- [Data lines]
━━━━━━━━
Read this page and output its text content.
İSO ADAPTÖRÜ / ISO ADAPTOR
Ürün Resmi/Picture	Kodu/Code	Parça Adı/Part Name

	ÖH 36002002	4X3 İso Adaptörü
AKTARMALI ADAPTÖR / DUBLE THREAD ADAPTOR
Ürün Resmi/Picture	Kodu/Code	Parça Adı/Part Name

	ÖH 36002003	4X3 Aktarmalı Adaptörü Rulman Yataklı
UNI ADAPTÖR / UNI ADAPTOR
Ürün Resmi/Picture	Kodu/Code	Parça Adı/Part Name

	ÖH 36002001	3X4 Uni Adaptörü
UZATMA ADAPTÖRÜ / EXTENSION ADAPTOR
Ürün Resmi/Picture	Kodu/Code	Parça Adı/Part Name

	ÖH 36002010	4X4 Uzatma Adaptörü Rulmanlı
━━━━━━━━
The records above are to be repeated exactly, in their entirety.

- [Response]
Read this page and output its text content.
İSO ADAPTÖRÜ / ISO ADAPTOR
Ürün Resmi/Picture	Kodu/Code	Parça Adı/Part Name

	ÖH 36002002	4X3 İso Adaptörü
AKTARMALI ADAPTÖR / DUBLE THREAD ADAPTOR
Ürün Resmi/Picture	Kodu/Code	Parça Adı/Part Name

	ÖH 36002003	4X3 Aktarmalı Adaptörü Rulman Yataklı
UNI ADAPTÖR / UNI ADAPTOR
Ürün Resmi/Picture	Kodu/Code	Parça Adı/Part Name

	ÖH 36002001	3X4 Uni Adaptörü
UZATMA ADAPTÖRÜ / EXTENSION ADAPTOR
Ürün Resmi/Picture	Kodu/Code	Parça Adı/Part Name

	ÖH 36002010	4X4 Uzatma Adaptörü Rulmanlı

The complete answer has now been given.